** Dataset rows **

----

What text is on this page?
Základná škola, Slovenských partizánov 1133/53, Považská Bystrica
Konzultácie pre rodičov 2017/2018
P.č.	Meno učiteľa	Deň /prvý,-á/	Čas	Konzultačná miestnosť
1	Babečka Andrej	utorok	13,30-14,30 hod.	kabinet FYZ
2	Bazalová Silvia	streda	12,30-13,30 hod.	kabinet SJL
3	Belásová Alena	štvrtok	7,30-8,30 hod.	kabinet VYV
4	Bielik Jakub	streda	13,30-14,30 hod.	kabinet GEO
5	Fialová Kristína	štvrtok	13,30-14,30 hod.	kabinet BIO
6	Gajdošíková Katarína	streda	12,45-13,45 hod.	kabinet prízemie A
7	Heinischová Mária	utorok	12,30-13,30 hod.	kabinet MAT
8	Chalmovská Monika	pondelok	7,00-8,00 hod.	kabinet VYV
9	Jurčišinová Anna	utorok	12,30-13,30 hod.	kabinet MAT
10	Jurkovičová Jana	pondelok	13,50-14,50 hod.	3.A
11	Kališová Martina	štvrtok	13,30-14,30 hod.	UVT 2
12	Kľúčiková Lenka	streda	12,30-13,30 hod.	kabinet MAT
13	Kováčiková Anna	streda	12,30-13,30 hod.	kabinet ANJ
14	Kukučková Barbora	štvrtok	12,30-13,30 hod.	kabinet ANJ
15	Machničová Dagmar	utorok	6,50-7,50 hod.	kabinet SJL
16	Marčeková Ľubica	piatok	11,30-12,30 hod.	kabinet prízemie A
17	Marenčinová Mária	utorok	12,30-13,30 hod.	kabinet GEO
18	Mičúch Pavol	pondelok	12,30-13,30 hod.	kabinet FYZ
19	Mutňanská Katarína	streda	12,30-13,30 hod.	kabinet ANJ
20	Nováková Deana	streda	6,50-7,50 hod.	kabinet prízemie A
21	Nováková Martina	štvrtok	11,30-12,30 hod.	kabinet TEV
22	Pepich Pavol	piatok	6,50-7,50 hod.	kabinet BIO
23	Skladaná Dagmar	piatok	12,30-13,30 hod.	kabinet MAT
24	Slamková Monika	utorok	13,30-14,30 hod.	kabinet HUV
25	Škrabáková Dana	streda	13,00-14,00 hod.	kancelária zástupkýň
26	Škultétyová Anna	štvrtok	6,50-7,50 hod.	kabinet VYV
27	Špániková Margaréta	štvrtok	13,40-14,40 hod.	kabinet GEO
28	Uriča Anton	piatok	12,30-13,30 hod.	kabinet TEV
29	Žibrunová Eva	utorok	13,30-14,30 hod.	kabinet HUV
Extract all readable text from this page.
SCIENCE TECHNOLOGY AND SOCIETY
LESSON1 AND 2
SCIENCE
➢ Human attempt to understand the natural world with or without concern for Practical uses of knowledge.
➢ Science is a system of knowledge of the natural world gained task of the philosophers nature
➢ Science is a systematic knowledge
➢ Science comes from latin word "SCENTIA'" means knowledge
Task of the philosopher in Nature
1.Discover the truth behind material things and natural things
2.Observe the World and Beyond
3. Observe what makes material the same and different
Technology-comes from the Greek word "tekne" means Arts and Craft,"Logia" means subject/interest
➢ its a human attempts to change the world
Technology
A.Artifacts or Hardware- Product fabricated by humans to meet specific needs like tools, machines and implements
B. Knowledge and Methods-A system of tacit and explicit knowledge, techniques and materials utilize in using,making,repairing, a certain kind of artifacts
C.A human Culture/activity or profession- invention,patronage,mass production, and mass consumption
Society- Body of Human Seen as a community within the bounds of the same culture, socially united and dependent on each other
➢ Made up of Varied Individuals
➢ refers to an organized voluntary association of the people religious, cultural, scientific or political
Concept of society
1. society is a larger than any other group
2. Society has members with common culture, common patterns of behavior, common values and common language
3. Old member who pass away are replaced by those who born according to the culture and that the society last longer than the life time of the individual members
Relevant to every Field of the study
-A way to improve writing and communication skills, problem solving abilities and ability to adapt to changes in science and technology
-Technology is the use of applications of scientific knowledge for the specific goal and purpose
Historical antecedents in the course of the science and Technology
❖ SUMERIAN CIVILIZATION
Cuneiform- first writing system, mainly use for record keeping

----

** Instructions for the task **
Set all of the records down again, exactly as they stand.

** Response to the task **
What text is on this page?
Základná škola, Slovenských partizánov 1133/53, Považská Bystrica
Konzultácie pre rodičov 2017/2018
P.č.	Meno učiteľa	Deň /prvý,-á/	Čas	Konzultačná miestnosť
1	Babečka Andrej	utorok	13,30-14,30 hod.	kabinet FYZ
2	Bazalová Silvia	streda	12,30-13,30 hod.	kabinet SJL
3	Belásová Alena	štvrtok	7,30-8,30 hod.	kabinet VYV
4	Bielik Jakub	streda	13,30-14,30 hod.	kabinet GEO
5	Fialová Kristína	štvrtok	13,30-14,30 hod.	kabinet BIO
6	Gajdošíková Katarína	streda	12,45-13,45 hod.	kabinet prízemie A
7	Heinischová Mária	utorok	12,30-13,30 hod.	kabinet MAT
8	Chalmovská Monika	pondelok	7,00-8,00 hod.	kabinet VYV
9	Jurčišinová Anna	utorok	12,30-13,30 hod.	kabinet MAT
10	Jurkovičová Jana	pondelok	13,50-14,50 hod.	3.A
11	Kališová Martina	štvrtok	13,30-14,30 hod.	UVT 2
12	Kľúčiková Lenka	streda	12,30-13,30 hod.	kabinet MAT
13	Kováčiková Anna	streda	12,30-13,30 hod.	kabinet ANJ
14	Kukučková Barbora	štvrtok	12,30-13,30 hod.	kabinet ANJ
15	Machničová Dagmar	utorok	6,50-7,50 hod.	kabinet SJL
16	Marčeková Ľubica	piatok	11,30-12,30 hod.	kabinet prízemie A
17	Marenčinová Mária	utorok	12,30-13,30 hod.	kabinet GEO
18	Mičúch Pavol	pondelok	12,30-13,30 hod.	kabinet FYZ
19	Mutňanská Katarína	streda	12,30-13,30 hod.	kabinet ANJ
20	Nováková Deana	streda	6,50-7,50 hod.	kabinet prízemie A
21	Nováková Martina	štvrtok	11,30-12,30 hod.	kabinet TEV
22	Pepich Pavol	piatok	6,50-7,50 hod.	kabinet BIO
23	Skladaná Dagmar	piatok	12,30-13,30 hod.	kabinet MAT
24	Slamková Monika	utorok	13,30-14,30 hod.	kabinet HUV
25	Škrabáková Dana	streda	13,00-14,00 hod.	kancelária zástupkýň
26	Škultétyová Anna	štvrtok	6,50-7,50 hod.	kabinet VYV
27	Špániková Margaréta	štvrtok	13,40-14,40 hod.	kabinet GEO
28	Uriča Anton	piatok	12,30-13,30 hod.	kabinet TEV
29	Žibrunová Eva	utorok	13,30-14,30 hod.	kabinet HUV
Extract all readable text from this page.
SCIENCE TECHNOLOGY AND SOCIETY
LESSON1 AND 2
SCIENCE
➢ Human attempt to understand the natural world with or without concern for Practical uses of knowledge.
➢ Science is a system of knowledge of the natural world gained task of the philosophers nature
➢ Science is a systematic knowledge
➢ Science comes from latin word "SCENTIA'" means knowledge
Task of the philosopher in Nature
1.Discover the truth behind material things and natural things
2.Observe the World and Beyond
3. Observe what makes material the same and different
Technology-comes from the Greek word "tekne" means Arts and Craft,"Logia" means subject/interest
➢ its a human attempts to change the world
Technology
A.Artifacts or Hardware- Product fabricated by humans to meet specific needs like tools, machines and implements
B. Knowledge and Methods-A system of tacit and explicit knowledge, techniques and materials utilize in using,making,repairing, a certain kind of artifacts
C.A human Culture/activity or profession- invention,patronage,mass production, and mass consumption
Society- Body of Human Seen as a community within the bounds of the same culture, socially united and dependent on each other
➢ Made up of Varied Individuals
➢ refers to an organized voluntary association of the people religious, cultural, scientific or political
Concept of society
1. society is a larger than any other group
2. Society has members with common culture, common patterns of behavior, common values and common language
3. Old member who pass away are replaced by those who born according to the culture and that the society last longer than the life time of the individual members
Relevant to every Field of the study
-A way to improve writing and communication skills, problem solving abilities and ability to adapt to changes in science and technology
-Technology is the use of applications of scientific knowledge for the specific goal and purpose
Historical antecedents in the course of the science and Technology
❖ SUMERIAN CIVILIZATION
Cuneiform- first writing system, mainly use for record keeping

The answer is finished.